> THE EXERCISE
Below are the records; locate each line with the word "title" and copy it.

[Collected data entries]

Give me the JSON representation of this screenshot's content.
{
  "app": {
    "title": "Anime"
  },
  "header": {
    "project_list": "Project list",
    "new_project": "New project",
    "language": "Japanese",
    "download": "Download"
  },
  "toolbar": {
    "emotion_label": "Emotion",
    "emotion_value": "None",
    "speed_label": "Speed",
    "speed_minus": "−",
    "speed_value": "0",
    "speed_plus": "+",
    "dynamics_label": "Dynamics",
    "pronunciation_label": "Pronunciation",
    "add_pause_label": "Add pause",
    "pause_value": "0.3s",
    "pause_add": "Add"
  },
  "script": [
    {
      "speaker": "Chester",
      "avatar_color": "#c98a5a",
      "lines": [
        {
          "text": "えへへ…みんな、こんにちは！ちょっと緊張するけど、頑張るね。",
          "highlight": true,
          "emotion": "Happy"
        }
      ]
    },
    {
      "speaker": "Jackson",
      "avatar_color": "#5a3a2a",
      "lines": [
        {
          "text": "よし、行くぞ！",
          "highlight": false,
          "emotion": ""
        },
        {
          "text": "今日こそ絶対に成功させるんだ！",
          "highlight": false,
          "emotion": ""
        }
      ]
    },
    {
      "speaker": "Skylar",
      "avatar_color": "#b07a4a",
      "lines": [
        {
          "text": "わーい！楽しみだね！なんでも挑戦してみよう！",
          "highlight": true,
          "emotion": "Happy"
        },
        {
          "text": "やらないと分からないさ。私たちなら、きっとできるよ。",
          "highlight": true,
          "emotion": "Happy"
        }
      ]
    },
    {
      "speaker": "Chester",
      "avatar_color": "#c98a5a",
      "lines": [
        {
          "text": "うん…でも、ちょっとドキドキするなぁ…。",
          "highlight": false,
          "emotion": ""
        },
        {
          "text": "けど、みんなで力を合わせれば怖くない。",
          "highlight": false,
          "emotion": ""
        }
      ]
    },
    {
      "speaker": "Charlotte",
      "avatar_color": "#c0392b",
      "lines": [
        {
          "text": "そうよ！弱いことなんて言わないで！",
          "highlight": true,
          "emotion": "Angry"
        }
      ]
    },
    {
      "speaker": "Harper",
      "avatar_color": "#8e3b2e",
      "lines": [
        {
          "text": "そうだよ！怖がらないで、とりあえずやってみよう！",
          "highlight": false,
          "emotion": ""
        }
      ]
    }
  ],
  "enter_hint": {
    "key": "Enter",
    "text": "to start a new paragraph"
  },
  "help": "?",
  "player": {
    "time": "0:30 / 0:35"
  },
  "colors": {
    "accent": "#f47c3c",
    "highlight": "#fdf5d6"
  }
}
--
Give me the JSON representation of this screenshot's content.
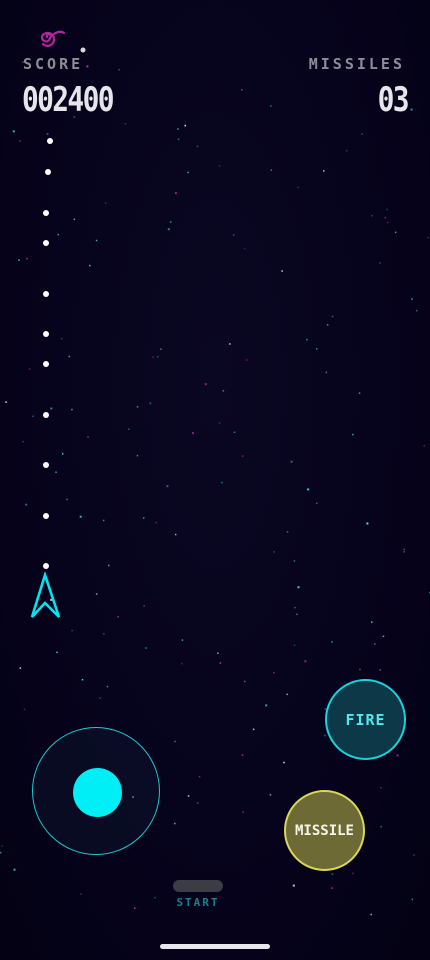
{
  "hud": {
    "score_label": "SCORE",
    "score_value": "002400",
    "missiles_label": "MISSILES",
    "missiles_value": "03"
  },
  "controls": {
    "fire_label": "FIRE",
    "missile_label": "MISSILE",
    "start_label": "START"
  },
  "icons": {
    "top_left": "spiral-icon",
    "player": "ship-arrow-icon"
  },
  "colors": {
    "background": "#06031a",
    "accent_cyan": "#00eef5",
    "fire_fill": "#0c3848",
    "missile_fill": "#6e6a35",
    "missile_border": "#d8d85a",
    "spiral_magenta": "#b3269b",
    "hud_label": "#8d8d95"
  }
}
==
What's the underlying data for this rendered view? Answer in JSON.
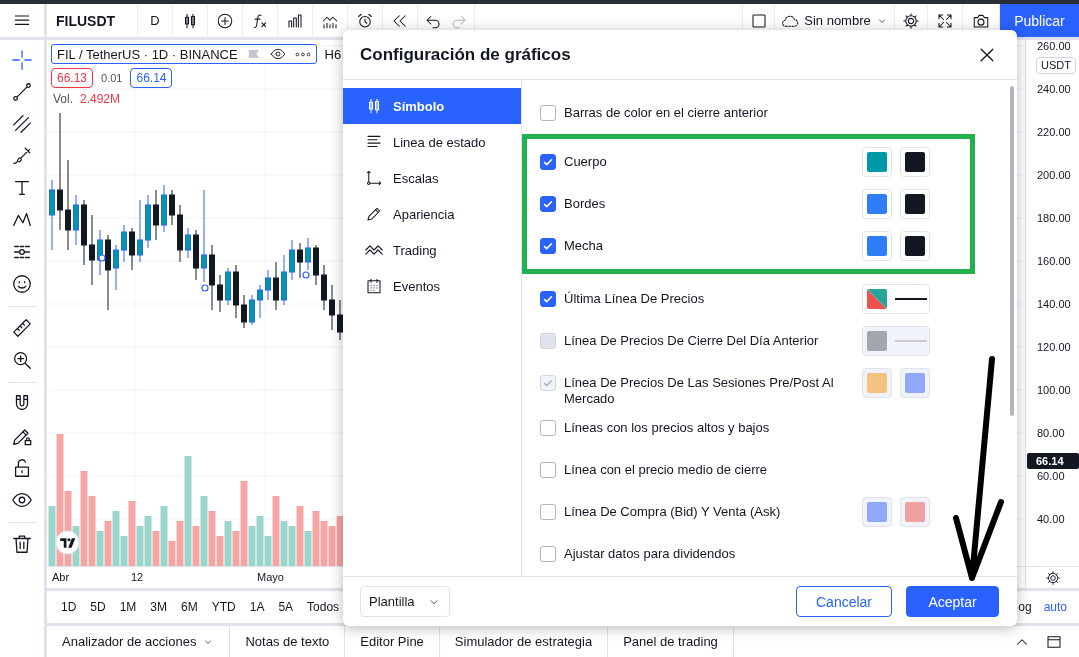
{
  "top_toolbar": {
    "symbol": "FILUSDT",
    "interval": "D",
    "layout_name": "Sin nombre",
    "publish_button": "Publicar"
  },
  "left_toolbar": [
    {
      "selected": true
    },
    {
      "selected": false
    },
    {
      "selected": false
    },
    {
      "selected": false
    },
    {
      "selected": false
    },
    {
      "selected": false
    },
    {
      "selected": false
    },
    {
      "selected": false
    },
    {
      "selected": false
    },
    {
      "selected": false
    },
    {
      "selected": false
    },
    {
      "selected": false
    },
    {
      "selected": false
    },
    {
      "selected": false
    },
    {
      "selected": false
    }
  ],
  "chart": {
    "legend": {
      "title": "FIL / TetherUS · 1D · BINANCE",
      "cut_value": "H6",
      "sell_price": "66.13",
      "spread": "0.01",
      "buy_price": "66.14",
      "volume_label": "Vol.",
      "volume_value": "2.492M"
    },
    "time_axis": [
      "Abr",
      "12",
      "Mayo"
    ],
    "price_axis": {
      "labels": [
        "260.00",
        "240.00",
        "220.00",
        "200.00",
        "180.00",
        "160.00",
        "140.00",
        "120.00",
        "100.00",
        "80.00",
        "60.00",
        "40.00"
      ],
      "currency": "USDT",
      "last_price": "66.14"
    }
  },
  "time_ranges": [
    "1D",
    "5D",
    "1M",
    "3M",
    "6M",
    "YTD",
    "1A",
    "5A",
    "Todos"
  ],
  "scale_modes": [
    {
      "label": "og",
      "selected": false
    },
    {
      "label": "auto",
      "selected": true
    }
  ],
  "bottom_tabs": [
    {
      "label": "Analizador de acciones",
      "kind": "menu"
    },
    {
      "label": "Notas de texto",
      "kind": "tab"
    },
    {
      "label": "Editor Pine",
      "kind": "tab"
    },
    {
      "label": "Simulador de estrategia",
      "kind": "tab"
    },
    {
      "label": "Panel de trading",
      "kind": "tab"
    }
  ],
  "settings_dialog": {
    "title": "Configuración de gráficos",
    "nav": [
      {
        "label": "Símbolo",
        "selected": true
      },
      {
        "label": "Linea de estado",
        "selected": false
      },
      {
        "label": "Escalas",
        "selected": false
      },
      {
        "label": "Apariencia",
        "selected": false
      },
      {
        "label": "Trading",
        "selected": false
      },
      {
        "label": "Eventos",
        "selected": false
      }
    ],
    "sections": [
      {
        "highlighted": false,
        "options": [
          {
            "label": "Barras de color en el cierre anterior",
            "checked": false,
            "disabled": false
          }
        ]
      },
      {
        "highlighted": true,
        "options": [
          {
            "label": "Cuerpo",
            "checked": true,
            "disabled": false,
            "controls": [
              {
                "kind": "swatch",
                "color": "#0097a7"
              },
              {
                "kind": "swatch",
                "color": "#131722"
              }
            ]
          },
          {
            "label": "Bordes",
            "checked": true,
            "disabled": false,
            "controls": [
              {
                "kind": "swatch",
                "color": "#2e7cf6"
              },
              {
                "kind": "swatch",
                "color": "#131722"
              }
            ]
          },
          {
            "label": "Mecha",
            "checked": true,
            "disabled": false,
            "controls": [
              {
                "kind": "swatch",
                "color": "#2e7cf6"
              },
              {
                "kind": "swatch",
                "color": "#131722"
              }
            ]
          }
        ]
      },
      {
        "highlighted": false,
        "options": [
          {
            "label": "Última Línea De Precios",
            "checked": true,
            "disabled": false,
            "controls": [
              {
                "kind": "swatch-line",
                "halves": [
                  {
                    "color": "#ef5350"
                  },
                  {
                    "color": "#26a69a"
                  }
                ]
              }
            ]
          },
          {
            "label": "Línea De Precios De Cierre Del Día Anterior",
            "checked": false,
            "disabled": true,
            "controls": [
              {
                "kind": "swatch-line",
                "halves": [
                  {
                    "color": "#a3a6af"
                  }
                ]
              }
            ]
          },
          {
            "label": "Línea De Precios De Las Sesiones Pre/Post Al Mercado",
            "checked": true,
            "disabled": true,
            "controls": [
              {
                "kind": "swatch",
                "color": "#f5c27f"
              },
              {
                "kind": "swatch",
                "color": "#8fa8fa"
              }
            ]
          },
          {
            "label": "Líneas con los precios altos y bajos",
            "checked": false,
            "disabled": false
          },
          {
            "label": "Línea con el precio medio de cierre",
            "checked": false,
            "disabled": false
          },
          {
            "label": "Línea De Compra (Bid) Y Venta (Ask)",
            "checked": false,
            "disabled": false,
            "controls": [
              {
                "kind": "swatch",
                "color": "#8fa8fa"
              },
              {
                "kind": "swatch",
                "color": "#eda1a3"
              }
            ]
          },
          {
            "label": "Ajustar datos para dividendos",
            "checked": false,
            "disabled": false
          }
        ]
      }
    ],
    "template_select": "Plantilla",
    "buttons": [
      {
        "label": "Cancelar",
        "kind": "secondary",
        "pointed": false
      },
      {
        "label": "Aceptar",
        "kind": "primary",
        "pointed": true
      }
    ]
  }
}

> THE SOLUTION
    "title": "Anime"
      "title": "FIL / TetherUS · 1D · BINANCE",
    "title": "Configuración de gráficos",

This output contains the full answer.